- [TO BE DONE] Check each line of the entries below for the string "кандидатов" and state how many lines have it, with no other text.

Saved data entries
* BEGIN *

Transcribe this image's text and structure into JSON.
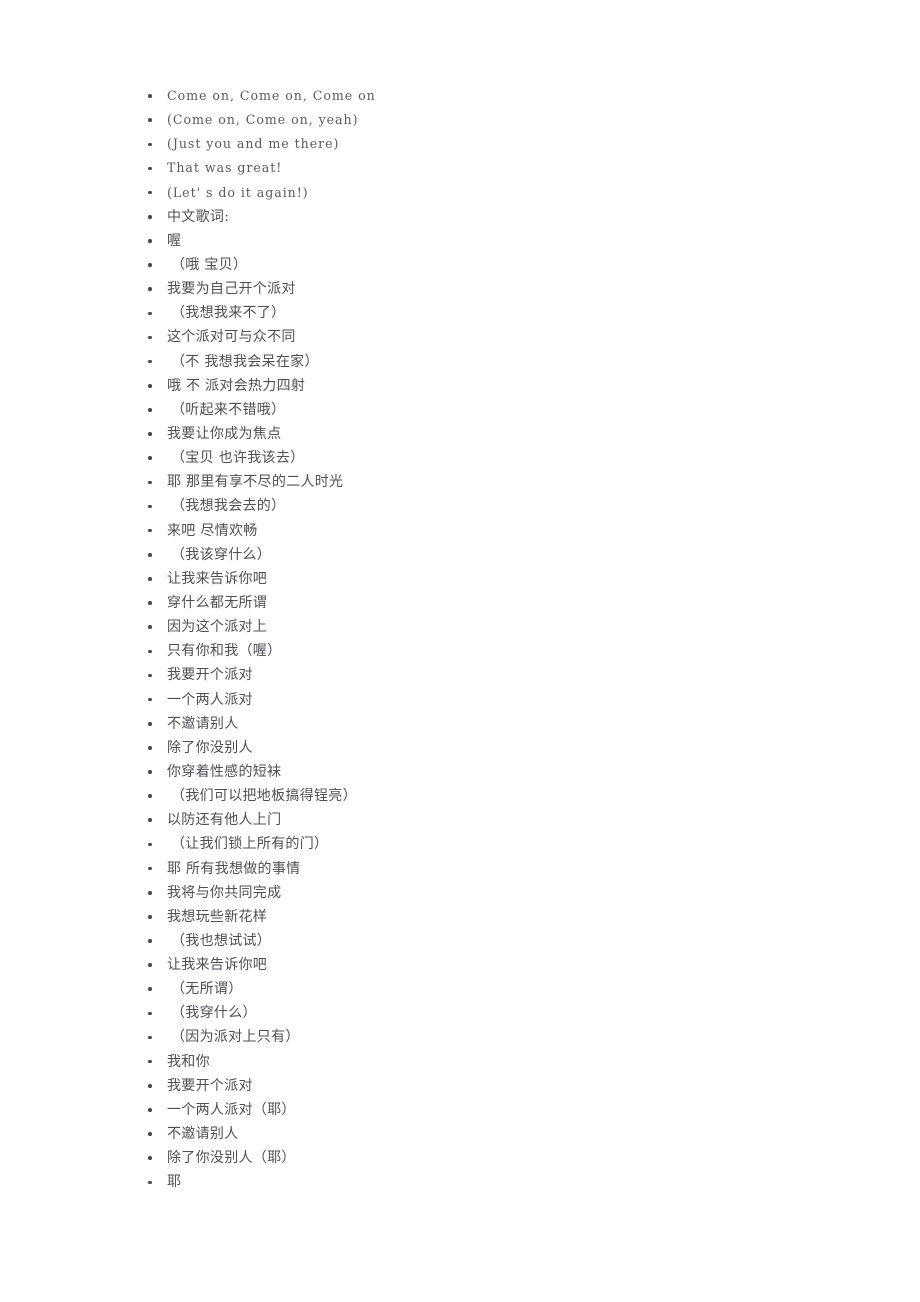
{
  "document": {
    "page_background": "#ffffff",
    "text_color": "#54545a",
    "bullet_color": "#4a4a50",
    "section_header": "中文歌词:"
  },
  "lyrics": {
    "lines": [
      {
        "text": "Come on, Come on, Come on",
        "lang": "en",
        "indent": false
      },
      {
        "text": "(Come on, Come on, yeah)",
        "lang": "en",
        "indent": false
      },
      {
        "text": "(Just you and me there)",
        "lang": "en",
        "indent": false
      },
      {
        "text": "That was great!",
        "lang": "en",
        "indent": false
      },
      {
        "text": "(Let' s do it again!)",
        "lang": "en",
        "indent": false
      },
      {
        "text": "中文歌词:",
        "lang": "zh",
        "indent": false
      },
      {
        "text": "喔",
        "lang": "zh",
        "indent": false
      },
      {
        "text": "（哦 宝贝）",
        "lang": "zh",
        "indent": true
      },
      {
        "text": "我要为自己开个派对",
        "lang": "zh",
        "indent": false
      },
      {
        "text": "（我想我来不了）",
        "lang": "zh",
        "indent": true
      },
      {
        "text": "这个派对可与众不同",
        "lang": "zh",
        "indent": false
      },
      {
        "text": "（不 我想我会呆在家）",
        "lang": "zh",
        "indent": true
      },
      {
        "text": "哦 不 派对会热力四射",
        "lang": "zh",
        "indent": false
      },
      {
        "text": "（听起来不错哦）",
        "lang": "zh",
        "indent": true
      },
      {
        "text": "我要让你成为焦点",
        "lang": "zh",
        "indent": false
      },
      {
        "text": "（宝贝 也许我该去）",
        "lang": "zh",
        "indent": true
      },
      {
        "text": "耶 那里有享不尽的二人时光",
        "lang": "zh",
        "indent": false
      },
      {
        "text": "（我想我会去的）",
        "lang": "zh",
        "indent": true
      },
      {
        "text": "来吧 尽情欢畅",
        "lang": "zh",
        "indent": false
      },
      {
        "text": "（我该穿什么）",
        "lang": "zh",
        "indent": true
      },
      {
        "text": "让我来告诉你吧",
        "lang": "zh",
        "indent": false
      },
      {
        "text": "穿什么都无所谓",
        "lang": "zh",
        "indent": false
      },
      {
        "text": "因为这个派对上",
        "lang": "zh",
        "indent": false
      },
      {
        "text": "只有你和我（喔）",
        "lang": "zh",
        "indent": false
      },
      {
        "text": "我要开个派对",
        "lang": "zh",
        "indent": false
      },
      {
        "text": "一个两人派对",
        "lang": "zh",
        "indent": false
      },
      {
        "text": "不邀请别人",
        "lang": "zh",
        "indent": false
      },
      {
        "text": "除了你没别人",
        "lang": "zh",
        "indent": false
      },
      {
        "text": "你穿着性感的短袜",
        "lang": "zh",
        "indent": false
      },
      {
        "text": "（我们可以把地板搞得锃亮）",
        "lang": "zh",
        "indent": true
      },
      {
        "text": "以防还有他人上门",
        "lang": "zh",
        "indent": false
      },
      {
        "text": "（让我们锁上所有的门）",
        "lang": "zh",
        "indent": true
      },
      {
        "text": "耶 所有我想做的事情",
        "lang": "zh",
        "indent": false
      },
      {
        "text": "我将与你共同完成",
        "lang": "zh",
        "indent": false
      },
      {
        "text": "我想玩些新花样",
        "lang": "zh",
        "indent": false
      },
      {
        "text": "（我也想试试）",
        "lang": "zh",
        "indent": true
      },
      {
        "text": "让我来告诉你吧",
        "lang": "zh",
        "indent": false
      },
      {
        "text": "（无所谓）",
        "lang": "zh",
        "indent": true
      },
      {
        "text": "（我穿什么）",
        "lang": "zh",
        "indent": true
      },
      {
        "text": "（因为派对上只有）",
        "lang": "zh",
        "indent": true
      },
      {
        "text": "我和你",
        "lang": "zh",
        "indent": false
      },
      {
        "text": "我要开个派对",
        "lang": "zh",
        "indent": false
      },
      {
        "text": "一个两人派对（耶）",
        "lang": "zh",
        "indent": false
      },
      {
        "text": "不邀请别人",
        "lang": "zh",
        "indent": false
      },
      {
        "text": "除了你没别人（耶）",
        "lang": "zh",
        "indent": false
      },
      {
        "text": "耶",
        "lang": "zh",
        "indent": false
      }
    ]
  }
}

* END *
* BEGIN *

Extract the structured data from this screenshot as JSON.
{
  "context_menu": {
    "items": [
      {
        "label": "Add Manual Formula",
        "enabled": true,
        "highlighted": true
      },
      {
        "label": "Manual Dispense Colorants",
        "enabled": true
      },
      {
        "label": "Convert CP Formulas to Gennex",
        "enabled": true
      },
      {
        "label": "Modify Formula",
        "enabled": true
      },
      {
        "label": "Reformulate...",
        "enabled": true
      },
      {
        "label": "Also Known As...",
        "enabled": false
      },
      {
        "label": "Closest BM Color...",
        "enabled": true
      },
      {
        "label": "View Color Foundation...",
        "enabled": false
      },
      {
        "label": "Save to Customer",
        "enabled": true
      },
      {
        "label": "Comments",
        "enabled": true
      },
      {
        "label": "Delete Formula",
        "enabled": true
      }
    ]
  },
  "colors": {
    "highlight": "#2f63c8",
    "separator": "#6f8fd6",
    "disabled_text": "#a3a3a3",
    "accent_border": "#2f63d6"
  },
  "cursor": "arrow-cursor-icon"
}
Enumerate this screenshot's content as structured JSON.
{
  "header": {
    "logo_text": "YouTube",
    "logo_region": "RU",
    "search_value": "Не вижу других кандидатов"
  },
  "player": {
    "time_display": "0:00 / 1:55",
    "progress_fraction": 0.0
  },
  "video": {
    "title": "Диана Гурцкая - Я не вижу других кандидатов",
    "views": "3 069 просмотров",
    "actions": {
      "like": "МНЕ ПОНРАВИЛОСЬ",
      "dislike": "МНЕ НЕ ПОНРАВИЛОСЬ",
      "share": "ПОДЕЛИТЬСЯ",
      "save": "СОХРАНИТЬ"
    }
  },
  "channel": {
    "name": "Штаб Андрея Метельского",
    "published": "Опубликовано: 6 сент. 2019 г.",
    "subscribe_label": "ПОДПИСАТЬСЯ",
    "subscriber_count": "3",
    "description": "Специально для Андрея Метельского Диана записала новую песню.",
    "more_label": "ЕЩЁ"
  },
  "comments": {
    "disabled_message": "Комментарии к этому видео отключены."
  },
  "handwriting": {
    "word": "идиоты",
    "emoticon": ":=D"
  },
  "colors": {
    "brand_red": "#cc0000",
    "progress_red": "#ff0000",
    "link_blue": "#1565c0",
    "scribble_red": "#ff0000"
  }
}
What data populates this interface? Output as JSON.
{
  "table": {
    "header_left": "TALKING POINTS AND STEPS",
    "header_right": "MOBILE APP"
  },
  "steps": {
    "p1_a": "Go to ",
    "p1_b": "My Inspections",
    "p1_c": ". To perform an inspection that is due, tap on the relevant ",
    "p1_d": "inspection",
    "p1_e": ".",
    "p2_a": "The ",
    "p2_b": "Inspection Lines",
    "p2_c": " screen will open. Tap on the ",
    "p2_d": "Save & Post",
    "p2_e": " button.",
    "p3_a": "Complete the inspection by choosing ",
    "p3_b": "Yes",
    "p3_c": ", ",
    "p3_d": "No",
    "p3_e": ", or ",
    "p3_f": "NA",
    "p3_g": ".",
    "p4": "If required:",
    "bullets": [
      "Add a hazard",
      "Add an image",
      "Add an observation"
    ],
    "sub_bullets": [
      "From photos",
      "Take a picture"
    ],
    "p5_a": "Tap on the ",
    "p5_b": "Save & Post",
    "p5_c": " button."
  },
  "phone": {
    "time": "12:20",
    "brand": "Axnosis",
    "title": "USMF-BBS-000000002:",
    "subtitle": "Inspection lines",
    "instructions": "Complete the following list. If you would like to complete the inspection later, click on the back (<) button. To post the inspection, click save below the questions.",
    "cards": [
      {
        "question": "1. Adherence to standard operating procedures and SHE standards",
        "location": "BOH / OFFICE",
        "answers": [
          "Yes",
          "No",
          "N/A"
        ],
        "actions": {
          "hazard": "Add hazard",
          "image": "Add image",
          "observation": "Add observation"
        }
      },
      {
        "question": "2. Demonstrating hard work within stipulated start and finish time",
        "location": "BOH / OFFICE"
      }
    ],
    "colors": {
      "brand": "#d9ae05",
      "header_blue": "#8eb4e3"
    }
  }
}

* END *
* BEGIN *

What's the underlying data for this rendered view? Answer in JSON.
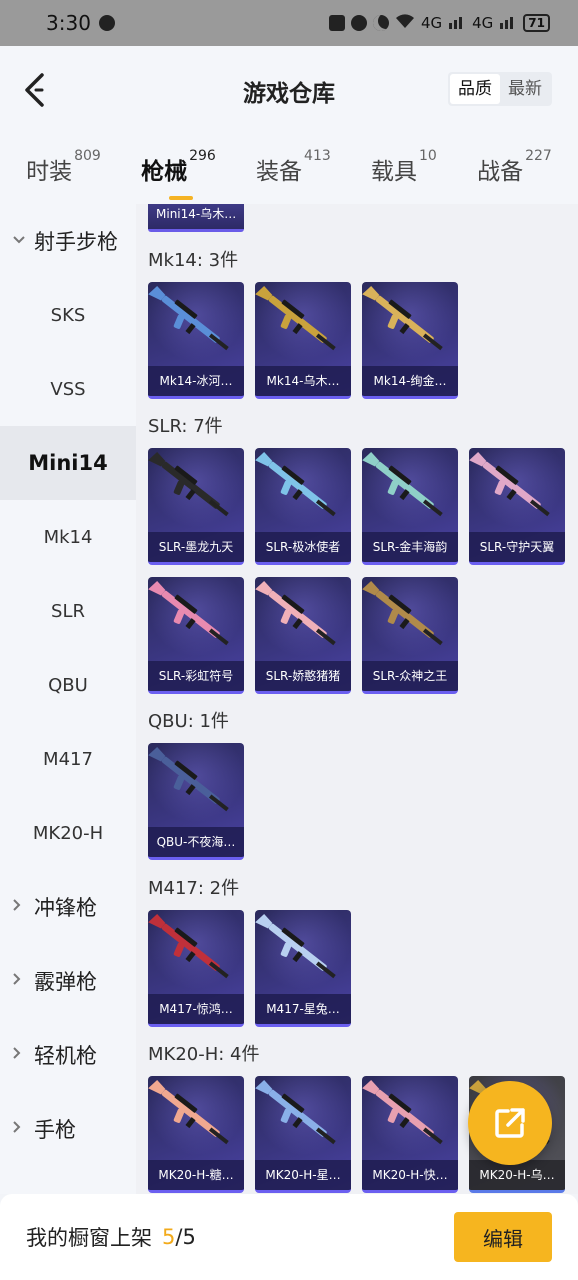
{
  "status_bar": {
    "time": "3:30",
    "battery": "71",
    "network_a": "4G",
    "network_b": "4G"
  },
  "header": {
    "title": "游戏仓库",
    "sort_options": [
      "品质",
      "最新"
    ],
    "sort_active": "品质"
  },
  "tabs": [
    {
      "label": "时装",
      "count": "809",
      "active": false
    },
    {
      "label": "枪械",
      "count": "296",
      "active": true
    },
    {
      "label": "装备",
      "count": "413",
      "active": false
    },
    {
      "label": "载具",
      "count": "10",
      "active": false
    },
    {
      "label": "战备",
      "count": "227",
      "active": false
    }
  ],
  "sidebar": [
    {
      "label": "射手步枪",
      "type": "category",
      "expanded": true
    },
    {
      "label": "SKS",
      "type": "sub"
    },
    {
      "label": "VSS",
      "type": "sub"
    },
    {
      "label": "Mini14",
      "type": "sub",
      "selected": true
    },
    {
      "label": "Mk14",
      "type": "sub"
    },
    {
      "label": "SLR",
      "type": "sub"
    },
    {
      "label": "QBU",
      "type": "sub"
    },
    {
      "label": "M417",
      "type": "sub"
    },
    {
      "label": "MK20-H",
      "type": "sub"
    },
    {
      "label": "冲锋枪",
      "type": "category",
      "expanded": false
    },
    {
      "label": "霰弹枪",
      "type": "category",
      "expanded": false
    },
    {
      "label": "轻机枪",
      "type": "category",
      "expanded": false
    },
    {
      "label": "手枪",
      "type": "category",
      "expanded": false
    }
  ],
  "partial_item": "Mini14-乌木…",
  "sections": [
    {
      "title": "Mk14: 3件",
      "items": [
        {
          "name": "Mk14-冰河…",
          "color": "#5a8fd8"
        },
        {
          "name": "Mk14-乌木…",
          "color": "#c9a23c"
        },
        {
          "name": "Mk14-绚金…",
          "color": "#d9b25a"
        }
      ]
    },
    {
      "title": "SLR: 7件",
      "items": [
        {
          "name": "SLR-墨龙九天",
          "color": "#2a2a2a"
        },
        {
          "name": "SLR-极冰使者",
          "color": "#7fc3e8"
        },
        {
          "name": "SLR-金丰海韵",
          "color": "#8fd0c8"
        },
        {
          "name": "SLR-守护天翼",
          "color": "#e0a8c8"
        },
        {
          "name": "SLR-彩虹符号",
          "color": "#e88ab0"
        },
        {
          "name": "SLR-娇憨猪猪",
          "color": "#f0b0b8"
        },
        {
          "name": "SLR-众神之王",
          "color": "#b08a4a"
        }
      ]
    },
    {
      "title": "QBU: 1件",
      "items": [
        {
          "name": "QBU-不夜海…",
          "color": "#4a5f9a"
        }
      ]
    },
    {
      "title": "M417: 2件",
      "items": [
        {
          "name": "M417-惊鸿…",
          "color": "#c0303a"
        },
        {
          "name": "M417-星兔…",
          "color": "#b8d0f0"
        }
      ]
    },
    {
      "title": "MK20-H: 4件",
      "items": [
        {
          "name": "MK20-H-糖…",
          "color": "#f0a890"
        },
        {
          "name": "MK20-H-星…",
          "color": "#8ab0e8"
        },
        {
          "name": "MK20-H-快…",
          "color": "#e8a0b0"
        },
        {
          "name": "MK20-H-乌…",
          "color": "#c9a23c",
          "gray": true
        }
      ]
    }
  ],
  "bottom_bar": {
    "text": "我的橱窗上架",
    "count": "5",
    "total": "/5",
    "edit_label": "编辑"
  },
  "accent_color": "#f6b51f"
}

* END *

- [THE RESPONSE] 2